--- Work to do ---
Write the records out again, precisely as they stand.

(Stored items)
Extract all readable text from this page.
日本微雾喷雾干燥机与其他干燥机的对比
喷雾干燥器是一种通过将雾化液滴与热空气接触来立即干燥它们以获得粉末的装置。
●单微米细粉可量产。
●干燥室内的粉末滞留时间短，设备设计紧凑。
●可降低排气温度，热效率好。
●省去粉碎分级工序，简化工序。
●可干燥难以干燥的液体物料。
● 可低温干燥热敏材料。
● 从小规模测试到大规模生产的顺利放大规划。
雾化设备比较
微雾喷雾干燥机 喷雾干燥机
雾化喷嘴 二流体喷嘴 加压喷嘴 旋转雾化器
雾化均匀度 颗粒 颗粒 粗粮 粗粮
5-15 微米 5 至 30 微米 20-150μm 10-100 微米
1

--- Final result ---
Extract all readable text from this page.
日本微雾喷雾干燥机与其他干燥机的对比
喷雾干燥器是一种通过将雾化液滴与热空气接触来立即干燥它们以获得粉末的装置。
●单微米细粉可量产。
●干燥室内的粉末滞留时间短，设备设计紧凑。
●可降低排气温度，热效率好。
●省去粉碎分级工序，简化工序。
●可干燥难以干燥的液体物料。
● 可低温干燥热敏材料。
● 从小规模测试到大规模生产的顺利放大规划。
雾化设备比较
微雾喷雾干燥机 喷雾干燥机
雾化喷嘴 二流体喷嘴 加压喷嘴 旋转雾化器
雾化均匀度 颗粒 颗粒 粗粮 粗粮
5-15 微米 5 至 30 微米 20-150μm 10-100 微米
1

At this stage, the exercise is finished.